::: Entries :::
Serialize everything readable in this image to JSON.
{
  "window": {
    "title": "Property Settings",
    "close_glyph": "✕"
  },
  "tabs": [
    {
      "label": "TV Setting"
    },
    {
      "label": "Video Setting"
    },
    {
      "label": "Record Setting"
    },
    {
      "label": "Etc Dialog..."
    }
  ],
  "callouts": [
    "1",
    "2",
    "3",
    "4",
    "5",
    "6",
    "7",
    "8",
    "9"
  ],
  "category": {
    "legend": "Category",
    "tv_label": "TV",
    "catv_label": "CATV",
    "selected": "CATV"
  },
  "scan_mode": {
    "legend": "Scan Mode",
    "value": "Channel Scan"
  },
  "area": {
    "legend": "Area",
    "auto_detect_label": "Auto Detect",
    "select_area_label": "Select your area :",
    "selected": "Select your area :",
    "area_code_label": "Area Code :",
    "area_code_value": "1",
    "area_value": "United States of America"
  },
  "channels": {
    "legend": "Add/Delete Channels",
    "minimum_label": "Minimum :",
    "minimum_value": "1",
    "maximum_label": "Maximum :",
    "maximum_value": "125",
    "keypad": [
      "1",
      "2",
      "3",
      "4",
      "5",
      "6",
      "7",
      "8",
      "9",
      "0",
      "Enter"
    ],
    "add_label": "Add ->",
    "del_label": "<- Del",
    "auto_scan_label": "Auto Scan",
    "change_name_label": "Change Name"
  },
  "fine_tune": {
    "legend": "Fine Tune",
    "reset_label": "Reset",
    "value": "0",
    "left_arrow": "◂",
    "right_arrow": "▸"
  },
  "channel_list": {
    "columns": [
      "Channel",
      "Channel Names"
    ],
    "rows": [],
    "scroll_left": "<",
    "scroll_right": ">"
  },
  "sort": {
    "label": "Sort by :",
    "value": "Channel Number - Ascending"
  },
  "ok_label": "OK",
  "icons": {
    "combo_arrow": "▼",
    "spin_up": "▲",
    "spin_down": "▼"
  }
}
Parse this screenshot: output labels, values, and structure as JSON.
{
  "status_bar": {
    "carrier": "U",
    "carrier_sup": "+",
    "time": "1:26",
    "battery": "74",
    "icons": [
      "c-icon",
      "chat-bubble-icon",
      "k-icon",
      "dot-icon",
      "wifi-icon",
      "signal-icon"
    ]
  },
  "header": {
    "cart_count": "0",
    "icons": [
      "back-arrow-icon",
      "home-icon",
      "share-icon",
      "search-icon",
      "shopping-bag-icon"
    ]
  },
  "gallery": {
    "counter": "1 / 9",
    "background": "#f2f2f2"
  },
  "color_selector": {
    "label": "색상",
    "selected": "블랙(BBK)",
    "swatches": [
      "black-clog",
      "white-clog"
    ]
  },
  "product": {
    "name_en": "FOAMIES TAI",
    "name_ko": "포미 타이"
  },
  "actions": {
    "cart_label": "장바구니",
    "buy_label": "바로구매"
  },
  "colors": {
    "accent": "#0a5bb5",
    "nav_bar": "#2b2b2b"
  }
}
:::
## Your task
Take the data above and return it exactly.

## Problem solution
Serialize everything readable in this image to JSON.
{
  "window": {
    "title": "Property Settings",
    "close_glyph": "✕"
  },
  "tabs": [
    {
      "label": "TV Setting"
    },
    {
      "label": "Video Setting"
    },
    {
      "label": "Record Setting"
    },
    {
      "label": "Etc Dialog..."
    }
  ],
  "callouts": [
    "1",
    "2",
    "3",
    "4",
    "5",
    "6",
    "7",
    "8",
    "9"
  ],
  "category": {
    "legend": "Category",
    "tv_label": "TV",
    "catv_label": "CATV",
    "selected": "CATV"
  },
  "scan_mode": {
    "legend": "Scan Mode",
    "value": "Channel Scan"
  },
  "area": {
    "legend": "Area",
    "auto_detect_label": "Auto Detect",
    "select_area_label": "Select your area :",
    "selected": "Select your area :",
    "area_code_label": "Area Code :",
    "area_code_value": "1",
    "area_value": "United States of America"
  },
  "channels": {
    "legend": "Add/Delete Channels",
    "minimum_label": "Minimum :",
    "minimum_value": "1",
    "maximum_label": "Maximum :",
    "maximum_value": "125",
    "keypad": [
      "1",
      "2",
      "3",
      "4",
      "5",
      "6",
      "7",
      "8",
      "9",
      "0",
      "Enter"
    ],
    "add_label": "Add ->",
    "del_label": "<- Del",
    "auto_scan_label": "Auto Scan",
    "change_name_label": "Change Name"
  },
  "fine_tune": {
    "legend": "Fine Tune",
    "reset_label": "Reset",
    "value": "0",
    "left_arrow": "◂",
    "right_arrow": "▸"
  },
  "channel_list": {
    "columns": [
      "Channel",
      "Channel Names"
    ],
    "rows": [],
    "scroll_left": "<",
    "scroll_right": ">"
  },
  "sort": {
    "label": "Sort by :",
    "value": "Channel Number - Ascending"
  },
  "ok_label": "OK",
  "icons": {
    "combo_arrow": "▼",
    "spin_up": "▲",
    "spin_down": "▼"
  }
}
Parse this screenshot: output labels, values, and structure as JSON.
{
  "status_bar": {
    "carrier": "U",
    "carrier_sup": "+",
    "time": "1:26",
    "battery": "74",
    "icons": [
      "c-icon",
      "chat-bubble-icon",
      "k-icon",
      "dot-icon",
      "wifi-icon",
      "signal-icon"
    ]
  },
  "header": {
    "cart_count": "0",
    "icons": [
      "back-arrow-icon",
      "home-icon",
      "share-icon",
      "search-icon",
      "shopping-bag-icon"
    ]
  },
  "gallery": {
    "counter": "1 / 9",
    "background": "#f2f2f2"
  },
  "color_selector": {
    "label": "색상",
    "selected": "블랙(BBK)",
    "swatches": [
      "black-clog",
      "white-clog"
    ]
  },
  "product": {
    "name_en": "FOAMIES TAI",
    "name_ko": "포미 타이"
  },
  "actions": {
    "cart_label": "장바구니",
    "buy_label": "바로구매"
  },
  "colors": {
    "accent": "#0a5bb5",
    "nav_bar": "#2b2b2b"
  }
}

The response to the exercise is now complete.